TEXTE FOURNI >>
Une bande de 4 braqueurs qui débarquent une nuit dans une casse auto tenue par un black solitaire, un dénommé José Machado. Les casseurs sont aux abois - visiblement quelque chose a foiré - et l'un d'eux est blessé. Ils doivent absolument trouver le moyen de filer le fric du braquage à leur patron, un dénommé "La Vilette". Mais dans leur énervement et leur panique, le ton monte dans le groupe et les embrouilles ne tardent pas entre les petites frappes. Cela ne va pas vraiment s'arranger quand ils décident de prendre en otage José - le patron de la casse auto, vous suivez ? - sans savoir que par le passé il fut un boxeur de renom, et qu'il ne faut pas trop le chatouiller... ni remuer trop le passé. Bref, tout va dégénérer et partir en cacahuète.

Voici un album très spectaculaire, avec un dessin vraiment original de Rica, qui excelle à faire des trognes expressives à ses personnages. Tout le début est particulièrement réussi, lorsque les braqueurs arrivent avec des masques d'animaux grimaçant, on ne sait plus trop si on n'est pas en train de lire une sorte de "Planète des singes" gore. Mais non c'est bien du polar, écrit par Antoine Ozanam (auteur de l'excellent "We are the night"), un huis-clos dans des décors apocalyptiques, avec des personnages presque tous aussi pourris les uns que les autres. Dans le dessin comme dans l'ambiance, pesante, cette BD est à rapprocher des  albums de Mezzo et Pirus (le trait de Rica y fait immédiatement penser), en particulier de "Deux tueurs". Une BD choc, et à la fin cruelle, pour ne rien gâcher.

Le même Ozanam a également fait paraître un autre polar,  nettement plus poisseux,   "Burn out", dessiné cette fois par Mikkel Sommer, toujours au sein du label KSTR (ou pas... car ce n'est nulle part sur l'album, mais uniquement sur le site de Casterman..)  Une histoire qui se déroule cette fois aux Etats-Unis. La trame, la voici, telle que décrite par l'éditeur hinself  :

" Reno, Nevada. Il fait une chaleur infernale, mais Ethan Karoshi n’y prend pas trop garde, puisque tout ou presque va pour le mieux dans son existence de quarantenaire épanoui : son boulot de flic reconnu par sa hiérarchie, ses parties de pêche assidues pratiquées avec passion, son foyer heureux avec sa femme Julie, ses amours clandestines bien réglées avec la rousse et volcanique Debra… Cette belle mécanique, pourtant, va brusquement se dérégler. On découvre sa maitresse étranglée avec du fil de pêche. Puis le cadavre d’un autre amant régulier de la jeune femme, assassiné lui aussi. Un mauvais pressentiment taraude Ethan. Tout se passe comme si un piège se mettait lentement en place, dont il était la proie désignée...."

MATÉRIEL FOURNI >>
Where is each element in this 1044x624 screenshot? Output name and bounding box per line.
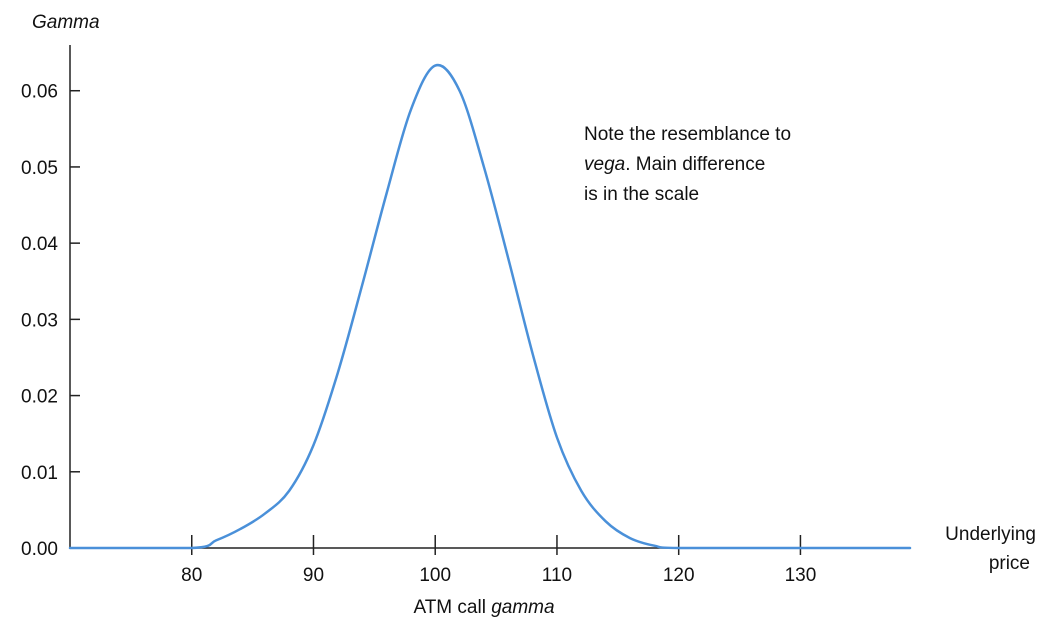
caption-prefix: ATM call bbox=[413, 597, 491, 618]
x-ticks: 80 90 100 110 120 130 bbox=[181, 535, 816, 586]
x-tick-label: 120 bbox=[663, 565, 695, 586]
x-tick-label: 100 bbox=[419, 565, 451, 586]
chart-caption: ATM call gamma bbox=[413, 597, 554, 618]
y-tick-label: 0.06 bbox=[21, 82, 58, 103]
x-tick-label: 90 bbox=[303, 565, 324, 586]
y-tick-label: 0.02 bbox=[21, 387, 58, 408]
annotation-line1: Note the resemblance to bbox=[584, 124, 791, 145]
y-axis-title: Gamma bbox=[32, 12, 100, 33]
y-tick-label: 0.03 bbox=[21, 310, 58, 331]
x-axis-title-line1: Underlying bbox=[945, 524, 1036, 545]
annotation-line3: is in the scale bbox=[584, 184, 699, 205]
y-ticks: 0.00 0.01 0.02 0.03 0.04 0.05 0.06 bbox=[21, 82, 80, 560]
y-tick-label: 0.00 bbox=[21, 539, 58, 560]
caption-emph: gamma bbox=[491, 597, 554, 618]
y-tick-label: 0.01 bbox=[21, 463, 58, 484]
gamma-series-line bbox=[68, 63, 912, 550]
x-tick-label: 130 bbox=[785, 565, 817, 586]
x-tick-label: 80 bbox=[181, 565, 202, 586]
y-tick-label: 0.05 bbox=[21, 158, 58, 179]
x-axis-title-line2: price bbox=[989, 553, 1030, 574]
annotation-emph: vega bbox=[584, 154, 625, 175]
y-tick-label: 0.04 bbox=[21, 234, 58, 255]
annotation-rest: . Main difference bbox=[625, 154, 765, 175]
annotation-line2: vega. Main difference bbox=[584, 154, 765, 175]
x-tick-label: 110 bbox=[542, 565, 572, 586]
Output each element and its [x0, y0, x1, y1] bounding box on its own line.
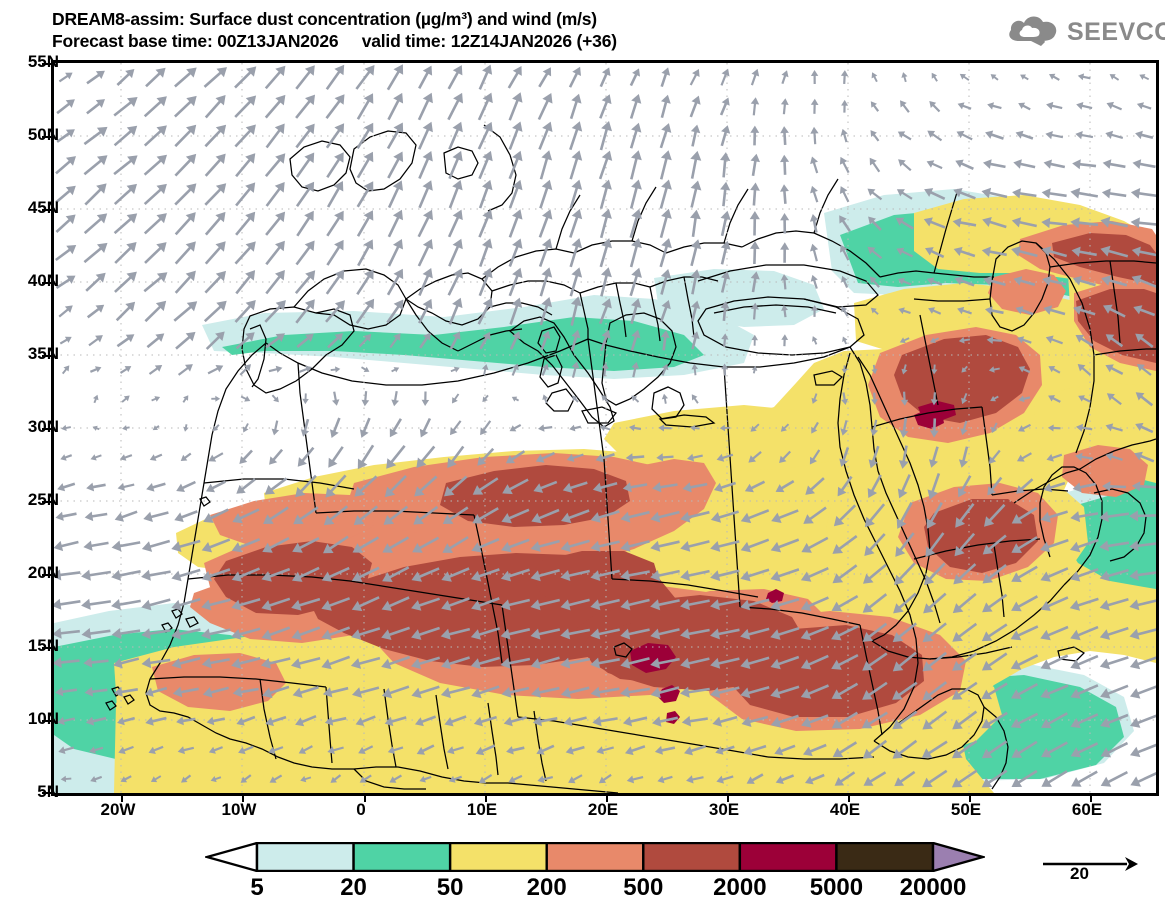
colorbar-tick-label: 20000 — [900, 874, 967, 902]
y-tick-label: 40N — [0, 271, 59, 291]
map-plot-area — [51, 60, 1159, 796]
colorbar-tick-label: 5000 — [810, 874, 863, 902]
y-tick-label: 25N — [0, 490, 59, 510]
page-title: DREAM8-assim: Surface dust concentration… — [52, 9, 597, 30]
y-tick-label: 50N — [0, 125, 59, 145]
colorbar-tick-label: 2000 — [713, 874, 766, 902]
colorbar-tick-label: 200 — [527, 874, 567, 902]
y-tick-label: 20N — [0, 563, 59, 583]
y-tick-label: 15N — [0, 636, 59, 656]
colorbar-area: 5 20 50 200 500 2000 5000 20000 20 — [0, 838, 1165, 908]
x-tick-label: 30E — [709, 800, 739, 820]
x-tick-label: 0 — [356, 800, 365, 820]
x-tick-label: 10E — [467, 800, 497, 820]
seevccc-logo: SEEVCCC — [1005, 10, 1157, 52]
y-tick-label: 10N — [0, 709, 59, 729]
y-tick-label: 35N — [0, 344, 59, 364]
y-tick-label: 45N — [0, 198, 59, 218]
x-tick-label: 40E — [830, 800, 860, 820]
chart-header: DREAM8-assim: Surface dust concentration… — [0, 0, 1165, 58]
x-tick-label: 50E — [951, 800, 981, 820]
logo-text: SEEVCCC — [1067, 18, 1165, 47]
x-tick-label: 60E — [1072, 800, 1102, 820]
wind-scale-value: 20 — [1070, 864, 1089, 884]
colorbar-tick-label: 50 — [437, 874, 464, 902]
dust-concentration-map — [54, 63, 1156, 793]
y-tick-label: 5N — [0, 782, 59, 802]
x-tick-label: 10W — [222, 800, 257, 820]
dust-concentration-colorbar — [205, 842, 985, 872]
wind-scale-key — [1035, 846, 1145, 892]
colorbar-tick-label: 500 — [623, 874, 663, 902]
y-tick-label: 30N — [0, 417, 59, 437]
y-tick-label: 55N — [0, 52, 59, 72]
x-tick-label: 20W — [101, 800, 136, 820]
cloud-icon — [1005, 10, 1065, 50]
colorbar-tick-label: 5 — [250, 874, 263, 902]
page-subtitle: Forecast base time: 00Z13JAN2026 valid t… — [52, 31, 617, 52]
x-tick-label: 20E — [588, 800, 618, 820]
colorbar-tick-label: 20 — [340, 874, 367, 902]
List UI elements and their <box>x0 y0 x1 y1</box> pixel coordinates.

CONSIGNES >>
1 – Recopiez le passage du texte fourni qui va de « Une bande de » à « partir en cacahuète. », en remplaçant « La Vilette » par « Le Parrain ».
2 – D'après le texte fourni, quel métier José Machado a-t-il exercé par le passé ?
3 – Indiquez si chacune des affirmations suivantes est conforme au texte fourni, en répondant par oui ou par non et en citant les mots du texte qui le justifient : (a) l'un des braqueurs est blessé ; (b) l'histoire de « Burn out » se déroule en France ; (c) Ethan Karoshi est policier.
Les items ne sont pas nécessaires pour cet exercice.

RÉSULTATS DE L'EXERCICE >>
1 –
Une bande de 4 braqueurs qui débarquent une nuit dans une casse auto tenue par un black solitaire, un dénommé José Machado. Les casseurs sont aux abois - visiblement quelque chose a foiré - et l'un d'eux est blessé. Ils doivent absolument trouver le moyen de filer le fric du braquage à leur patron, un dénommé "Le Parrain". Mais dans leur énervement et leur panique, le ton monte dans le groupe et les embrouilles ne tardent pas entre les petites frappes. Cela ne va pas vraiment s'arranger quand ils décident de prendre en otage José - le patron de la casse auto, vous suivez ? - sans savoir que par le passé il fut un boxeur de renom, et qu'il ne faut pas trop le chatouiller... ni remuer trop le passé. Bref, tout va dégénérer et partir en cacahuète.

2 – Il fut un boxeur de renom.

3 –
(a) Oui : « l'un d'eux est blessé ».
(b) Non : « Une histoire qui se déroule cette fois aux Etats-Unis ».
(c) Oui : « son boulot de flic reconnu par sa hiérarchie ».